*** Supplied records Section Begins ***

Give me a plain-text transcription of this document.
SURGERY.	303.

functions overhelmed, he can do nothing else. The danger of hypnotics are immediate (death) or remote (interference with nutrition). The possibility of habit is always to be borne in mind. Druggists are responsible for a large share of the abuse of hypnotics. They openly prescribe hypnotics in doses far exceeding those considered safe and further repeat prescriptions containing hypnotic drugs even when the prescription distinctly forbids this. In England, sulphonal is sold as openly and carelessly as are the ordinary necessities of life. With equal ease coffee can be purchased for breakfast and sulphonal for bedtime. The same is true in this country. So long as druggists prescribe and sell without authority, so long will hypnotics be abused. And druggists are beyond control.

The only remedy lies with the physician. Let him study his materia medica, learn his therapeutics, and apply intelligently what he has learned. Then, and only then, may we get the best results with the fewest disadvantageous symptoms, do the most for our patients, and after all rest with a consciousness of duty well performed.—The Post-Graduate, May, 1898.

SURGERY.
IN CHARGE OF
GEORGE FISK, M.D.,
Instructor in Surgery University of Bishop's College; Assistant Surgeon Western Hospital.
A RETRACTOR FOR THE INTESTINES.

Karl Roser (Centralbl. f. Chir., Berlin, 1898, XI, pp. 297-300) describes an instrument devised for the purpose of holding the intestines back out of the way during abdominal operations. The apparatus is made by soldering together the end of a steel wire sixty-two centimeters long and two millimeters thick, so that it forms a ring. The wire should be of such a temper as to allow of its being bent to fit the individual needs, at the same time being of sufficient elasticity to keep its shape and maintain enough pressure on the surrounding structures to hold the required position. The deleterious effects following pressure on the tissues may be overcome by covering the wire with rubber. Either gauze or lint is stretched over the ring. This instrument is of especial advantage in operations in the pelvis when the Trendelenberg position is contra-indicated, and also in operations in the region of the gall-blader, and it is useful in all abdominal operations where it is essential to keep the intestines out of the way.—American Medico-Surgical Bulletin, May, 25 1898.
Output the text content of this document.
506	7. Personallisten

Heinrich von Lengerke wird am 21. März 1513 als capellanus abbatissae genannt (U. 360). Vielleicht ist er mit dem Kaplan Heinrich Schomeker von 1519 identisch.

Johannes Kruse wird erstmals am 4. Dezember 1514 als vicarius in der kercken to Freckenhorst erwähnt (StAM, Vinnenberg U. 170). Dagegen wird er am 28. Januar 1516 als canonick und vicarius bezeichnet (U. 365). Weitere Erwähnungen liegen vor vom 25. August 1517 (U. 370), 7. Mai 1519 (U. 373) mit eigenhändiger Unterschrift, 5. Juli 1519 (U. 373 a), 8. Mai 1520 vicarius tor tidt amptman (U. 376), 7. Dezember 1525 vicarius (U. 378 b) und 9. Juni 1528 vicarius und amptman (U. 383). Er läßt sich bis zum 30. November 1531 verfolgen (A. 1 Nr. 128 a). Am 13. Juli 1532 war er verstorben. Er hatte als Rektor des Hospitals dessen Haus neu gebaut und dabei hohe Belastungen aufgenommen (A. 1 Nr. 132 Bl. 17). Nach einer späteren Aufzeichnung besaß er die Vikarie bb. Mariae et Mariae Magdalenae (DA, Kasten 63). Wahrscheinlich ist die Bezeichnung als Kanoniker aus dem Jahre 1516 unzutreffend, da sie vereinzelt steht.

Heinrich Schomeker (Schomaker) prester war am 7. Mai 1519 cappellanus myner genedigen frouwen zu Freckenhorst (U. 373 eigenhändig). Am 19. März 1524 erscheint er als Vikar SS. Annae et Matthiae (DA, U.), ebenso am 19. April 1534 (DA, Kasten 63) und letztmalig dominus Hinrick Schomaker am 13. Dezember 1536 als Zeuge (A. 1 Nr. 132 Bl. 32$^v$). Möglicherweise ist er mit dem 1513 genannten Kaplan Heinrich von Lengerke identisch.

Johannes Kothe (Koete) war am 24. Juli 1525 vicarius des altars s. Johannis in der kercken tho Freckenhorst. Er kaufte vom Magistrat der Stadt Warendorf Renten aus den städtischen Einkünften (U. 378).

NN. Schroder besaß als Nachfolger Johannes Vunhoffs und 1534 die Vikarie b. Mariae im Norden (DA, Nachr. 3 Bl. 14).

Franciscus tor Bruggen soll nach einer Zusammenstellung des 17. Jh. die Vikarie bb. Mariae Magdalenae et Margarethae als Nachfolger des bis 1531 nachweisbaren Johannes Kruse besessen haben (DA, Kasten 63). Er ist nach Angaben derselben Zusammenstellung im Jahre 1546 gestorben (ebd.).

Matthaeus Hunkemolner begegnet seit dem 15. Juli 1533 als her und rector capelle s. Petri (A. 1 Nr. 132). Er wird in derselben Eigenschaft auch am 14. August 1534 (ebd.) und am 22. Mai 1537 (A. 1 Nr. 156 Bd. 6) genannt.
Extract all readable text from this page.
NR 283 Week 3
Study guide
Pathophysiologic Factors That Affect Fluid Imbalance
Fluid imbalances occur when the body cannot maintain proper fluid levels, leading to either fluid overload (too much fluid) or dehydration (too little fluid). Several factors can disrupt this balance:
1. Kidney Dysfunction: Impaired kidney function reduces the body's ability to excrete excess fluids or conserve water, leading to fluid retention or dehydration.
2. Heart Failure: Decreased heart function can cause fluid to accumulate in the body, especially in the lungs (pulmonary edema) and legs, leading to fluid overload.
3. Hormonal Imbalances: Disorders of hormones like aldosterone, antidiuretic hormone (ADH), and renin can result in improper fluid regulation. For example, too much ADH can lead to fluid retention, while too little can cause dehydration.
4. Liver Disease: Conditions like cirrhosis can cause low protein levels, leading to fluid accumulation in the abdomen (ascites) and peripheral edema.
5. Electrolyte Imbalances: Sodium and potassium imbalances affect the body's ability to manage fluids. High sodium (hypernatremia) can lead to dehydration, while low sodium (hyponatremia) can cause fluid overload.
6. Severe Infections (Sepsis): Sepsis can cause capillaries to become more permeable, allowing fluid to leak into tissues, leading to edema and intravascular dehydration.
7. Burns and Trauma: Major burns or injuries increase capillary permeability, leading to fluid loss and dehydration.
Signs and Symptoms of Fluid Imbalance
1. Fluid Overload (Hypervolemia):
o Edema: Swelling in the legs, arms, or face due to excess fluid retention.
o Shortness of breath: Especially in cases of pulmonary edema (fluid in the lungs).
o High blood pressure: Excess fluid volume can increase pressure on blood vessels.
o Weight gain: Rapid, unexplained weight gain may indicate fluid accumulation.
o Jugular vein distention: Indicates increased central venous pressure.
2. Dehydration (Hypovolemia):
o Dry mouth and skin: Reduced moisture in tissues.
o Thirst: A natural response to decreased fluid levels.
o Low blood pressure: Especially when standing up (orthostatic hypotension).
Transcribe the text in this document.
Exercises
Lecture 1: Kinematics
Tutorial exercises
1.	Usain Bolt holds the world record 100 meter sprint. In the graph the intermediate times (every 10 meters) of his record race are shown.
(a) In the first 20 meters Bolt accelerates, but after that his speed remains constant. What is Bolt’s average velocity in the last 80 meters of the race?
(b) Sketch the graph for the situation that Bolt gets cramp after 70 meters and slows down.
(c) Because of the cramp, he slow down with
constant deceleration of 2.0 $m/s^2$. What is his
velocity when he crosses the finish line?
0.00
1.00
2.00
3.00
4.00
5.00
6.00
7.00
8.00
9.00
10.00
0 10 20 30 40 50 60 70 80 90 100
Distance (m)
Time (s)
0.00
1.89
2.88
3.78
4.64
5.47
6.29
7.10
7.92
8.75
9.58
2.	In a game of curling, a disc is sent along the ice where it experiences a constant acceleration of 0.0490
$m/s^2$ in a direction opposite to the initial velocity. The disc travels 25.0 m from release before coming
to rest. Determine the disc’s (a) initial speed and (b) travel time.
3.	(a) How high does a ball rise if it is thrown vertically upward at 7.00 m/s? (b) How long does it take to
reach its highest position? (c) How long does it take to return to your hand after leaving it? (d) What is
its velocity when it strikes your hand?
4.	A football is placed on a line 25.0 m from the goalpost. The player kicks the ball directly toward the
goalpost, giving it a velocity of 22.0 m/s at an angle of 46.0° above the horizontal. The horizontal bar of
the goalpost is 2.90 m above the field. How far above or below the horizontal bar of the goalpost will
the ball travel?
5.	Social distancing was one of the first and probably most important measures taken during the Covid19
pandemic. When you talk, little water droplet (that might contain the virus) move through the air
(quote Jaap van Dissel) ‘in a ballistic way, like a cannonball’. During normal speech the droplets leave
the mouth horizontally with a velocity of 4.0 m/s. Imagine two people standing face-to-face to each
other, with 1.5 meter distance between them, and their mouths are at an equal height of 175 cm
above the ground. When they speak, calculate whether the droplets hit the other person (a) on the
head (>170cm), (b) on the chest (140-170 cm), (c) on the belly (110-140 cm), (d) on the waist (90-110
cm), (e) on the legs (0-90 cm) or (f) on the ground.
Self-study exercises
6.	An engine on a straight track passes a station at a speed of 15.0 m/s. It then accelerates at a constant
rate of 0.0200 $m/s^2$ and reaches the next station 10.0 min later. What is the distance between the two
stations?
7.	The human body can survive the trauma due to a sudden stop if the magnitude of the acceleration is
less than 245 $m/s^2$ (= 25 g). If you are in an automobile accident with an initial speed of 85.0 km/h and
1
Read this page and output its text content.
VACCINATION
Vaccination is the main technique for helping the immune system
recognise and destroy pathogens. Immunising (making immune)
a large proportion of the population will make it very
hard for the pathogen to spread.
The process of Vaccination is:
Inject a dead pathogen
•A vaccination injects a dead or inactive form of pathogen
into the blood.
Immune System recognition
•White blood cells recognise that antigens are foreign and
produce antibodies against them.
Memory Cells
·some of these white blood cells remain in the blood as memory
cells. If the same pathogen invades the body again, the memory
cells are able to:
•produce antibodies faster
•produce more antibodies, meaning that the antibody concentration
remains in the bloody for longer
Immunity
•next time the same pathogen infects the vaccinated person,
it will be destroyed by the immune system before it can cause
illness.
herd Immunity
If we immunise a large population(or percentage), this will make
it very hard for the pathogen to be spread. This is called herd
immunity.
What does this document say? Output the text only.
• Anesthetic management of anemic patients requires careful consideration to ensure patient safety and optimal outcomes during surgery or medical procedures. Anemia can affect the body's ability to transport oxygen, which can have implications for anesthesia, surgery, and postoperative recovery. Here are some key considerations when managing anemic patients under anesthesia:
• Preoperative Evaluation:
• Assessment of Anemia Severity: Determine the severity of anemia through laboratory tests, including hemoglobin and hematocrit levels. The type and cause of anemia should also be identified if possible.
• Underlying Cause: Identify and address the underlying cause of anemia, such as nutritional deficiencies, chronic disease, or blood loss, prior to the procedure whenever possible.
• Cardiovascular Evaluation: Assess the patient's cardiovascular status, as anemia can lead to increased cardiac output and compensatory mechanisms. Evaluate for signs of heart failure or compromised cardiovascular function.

*** Supplied records Section Ends ***

### Problem description
From the records above, return each line where "identisch" occurs.

### Written answer
Heinrich von Lengerke wird am 21. März 1513 als capellanus abbatissae genannt (U. 360). Vielleicht ist er mit dem Kaplan Heinrich Schomeker von 1519 identisch.
Heinrich Schomeker (Schomaker) prester war am 7. Mai 1519 cappellanus myner genedigen frouwen zu Freckenhorst (U. 373 eigenhändig). Am 19. März 1524 erscheint er als Vikar SS. Annae et Matthiae (DA, U.), ebenso am 19. April 1534 (DA, Kasten 63) und letztmalig dominus Hinrick Schomaker am 13. Dezember 1536 als Zeuge (A. 1 Nr. 132 Bl. 32$^v$). Möglicherweise ist er mit dem 1513 genannten Kaplan Heinrich von Lengerke identisch.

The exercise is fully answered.